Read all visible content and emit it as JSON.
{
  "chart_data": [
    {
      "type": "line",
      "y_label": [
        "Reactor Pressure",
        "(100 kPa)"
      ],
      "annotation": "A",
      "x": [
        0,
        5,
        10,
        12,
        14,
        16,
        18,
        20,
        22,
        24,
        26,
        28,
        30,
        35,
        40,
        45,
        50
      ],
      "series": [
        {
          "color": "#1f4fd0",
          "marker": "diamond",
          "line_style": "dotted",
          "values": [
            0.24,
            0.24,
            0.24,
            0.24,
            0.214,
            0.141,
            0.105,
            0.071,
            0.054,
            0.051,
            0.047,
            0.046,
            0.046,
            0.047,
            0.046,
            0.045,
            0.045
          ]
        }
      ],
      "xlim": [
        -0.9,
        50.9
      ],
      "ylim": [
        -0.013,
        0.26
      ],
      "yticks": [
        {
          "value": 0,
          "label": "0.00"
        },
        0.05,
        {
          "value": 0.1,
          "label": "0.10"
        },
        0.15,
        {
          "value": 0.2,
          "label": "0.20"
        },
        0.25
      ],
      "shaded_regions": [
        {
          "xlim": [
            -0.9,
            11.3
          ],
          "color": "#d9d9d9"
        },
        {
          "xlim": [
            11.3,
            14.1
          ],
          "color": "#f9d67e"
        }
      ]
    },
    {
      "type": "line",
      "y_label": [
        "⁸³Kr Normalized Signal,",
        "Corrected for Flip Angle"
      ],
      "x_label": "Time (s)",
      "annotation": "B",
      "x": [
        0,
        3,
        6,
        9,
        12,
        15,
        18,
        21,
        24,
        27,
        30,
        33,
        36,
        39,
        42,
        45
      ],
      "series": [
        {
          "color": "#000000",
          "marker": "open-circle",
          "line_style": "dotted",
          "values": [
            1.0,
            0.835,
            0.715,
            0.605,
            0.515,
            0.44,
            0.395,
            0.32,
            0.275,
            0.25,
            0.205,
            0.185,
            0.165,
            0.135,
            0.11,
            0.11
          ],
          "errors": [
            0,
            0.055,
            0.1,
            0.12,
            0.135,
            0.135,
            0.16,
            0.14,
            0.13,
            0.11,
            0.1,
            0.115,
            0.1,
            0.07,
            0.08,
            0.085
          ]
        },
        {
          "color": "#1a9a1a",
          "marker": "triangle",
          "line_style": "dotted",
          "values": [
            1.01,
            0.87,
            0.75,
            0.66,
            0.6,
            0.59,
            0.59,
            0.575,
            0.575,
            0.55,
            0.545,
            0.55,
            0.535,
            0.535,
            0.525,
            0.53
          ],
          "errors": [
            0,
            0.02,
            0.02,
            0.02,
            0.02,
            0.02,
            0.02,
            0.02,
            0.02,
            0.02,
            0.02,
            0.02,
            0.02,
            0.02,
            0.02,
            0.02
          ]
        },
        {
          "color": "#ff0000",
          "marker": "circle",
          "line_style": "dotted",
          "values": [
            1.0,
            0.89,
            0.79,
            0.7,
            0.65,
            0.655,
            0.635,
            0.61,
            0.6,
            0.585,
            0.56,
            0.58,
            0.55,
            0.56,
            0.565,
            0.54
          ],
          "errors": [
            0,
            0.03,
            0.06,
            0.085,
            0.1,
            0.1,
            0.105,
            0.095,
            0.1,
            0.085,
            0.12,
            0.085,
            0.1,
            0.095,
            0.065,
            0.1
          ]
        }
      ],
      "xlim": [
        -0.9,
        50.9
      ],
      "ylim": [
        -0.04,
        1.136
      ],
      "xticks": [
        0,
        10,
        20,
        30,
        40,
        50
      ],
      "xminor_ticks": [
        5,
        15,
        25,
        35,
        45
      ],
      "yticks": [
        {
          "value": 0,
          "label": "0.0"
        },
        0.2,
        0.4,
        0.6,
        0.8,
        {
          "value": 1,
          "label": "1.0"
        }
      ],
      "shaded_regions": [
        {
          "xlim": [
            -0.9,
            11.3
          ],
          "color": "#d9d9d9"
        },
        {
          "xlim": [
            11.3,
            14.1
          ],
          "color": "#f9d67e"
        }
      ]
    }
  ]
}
________
Please output the entire listing exactly as it stands.

WORKED SOLUTION
Read all visible content and emit it as JSON.
{
  "chart_data": [
    {
      "type": "line",
      "y_label": [
        "Reactor Pressure",
        "(100 kPa)"
      ],
      "annotation": "A",
      "x": [
        0,
        5,
        10,
        12,
        14,
        16,
        18,
        20,
        22,
        24,
        26,
        28,
        30,
        35,
        40,
        45,
        50
      ],
      "series": [
        {
          "color": "#1f4fd0",
          "marker": "diamond",
          "line_style": "dotted",
          "values": [
            0.24,
            0.24,
            0.24,
            0.24,
            0.214,
            0.141,
            0.105,
            0.071,
            0.054,
            0.051,
            0.047,
            0.046,
            0.046,
            0.047,
            0.046,
            0.045,
            0.045
          ]
        }
      ],
      "xlim": [
        -0.9,
        50.9
      ],
      "ylim": [
        -0.013,
        0.26
      ],
      "yticks": [
        {
          "value": 0,
          "label": "0.00"
        },
        0.05,
        {
          "value": 0.1,
          "label": "0.10"
        },
        0.15,
        {
          "value": 0.2,
          "label": "0.20"
        },
        0.25
      ],
      "shaded_regions": [
        {
          "xlim": [
            -0.9,
            11.3
          ],
          "color": "#d9d9d9"
        },
        {
          "xlim": [
            11.3,
            14.1
          ],
          "color": "#f9d67e"
        }
      ]
    },
    {
      "type": "line",
      "y_label": [
        "⁸³Kr Normalized Signal,",
        "Corrected for Flip Angle"
      ],
      "x_label": "Time (s)",
      "annotation": "B",
      "x": [
        0,
        3,
        6,
        9,
        12,
        15,
        18,
        21,
        24,
        27,
        30,
        33,
        36,
        39,
        42,
        45
      ],
      "series": [
        {
          "color": "#000000",
          "marker": "open-circle",
          "line_style": "dotted",
          "values": [
            1.0,
            0.835,
            0.715,
            0.605,
            0.515,
            0.44,
            0.395,
            0.32,
            0.275,
            0.25,
            0.205,
            0.185,
            0.165,
            0.135,
            0.11,
            0.11
          ],
          "errors": [
            0,
            0.055,
            0.1,
            0.12,
            0.135,
            0.135,
            0.16,
            0.14,
            0.13,
            0.11,
            0.1,
            0.115,
            0.1,
            0.07,
            0.08,
            0.085
          ]
        },
        {
          "color": "#1a9a1a",
          "marker": "triangle",
          "line_style": "dotted",
          "values": [
            1.01,
            0.87,
            0.75,
            0.66,
            0.6,
            0.59,
            0.59,
            0.575,
            0.575,
            0.55,
            0.545,
            0.55,
            0.535,
            0.535,
            0.525,
            0.53
          ],
          "errors": [
            0,
            0.02,
            0.02,
            0.02,
            0.02,
            0.02,
            0.02,
            0.02,
            0.02,
            0.02,
            0.02,
            0.02,
            0.02,
            0.02,
            0.02,
            0.02
          ]
        },
        {
          "color": "#ff0000",
          "marker": "circle",
          "line_style": "dotted",
          "values": [
            1.0,
            0.89,
            0.79,
            0.7,
            0.65,
            0.655,
            0.635,
            0.61,
            0.6,
            0.585,
            0.56,
            0.58,
            0.55,
            0.56,
            0.565,
            0.54
          ],
          "errors": [
            0,
            0.03,
            0.06,
            0.085,
            0.1,
            0.1,
            0.105,
            0.095,
            0.1,
            0.085,
            0.12,
            0.085,
            0.1,
            0.095,
            0.065,
            0.1
          ]
        }
      ],
      "xlim": [
        -0.9,
        50.9
      ],
      "ylim": [
        -0.04,
        1.136
      ],
      "xticks": [
        0,
        10,
        20,
        30,
        40,
        50
      ],
      "xminor_ticks": [
        5,
        15,
        25,
        35,
        45
      ],
      "yticks": [
        {
          "value": 0,
          "label": "0.0"
        },
        0.2,
        0.4,
        0.6,
        0.8,
        {
          "value": 1,
          "label": "1.0"
        }
      ],
      "shaded_regions": [
        {
          "xlim": [
            -0.9,
            11.3
          ],
          "color": "#d9d9d9"
        },
        {
          "xlim": [
            11.3,
            14.1
          ],
          "color": "#f9d67e"
        }
      ]
    }
  ]
}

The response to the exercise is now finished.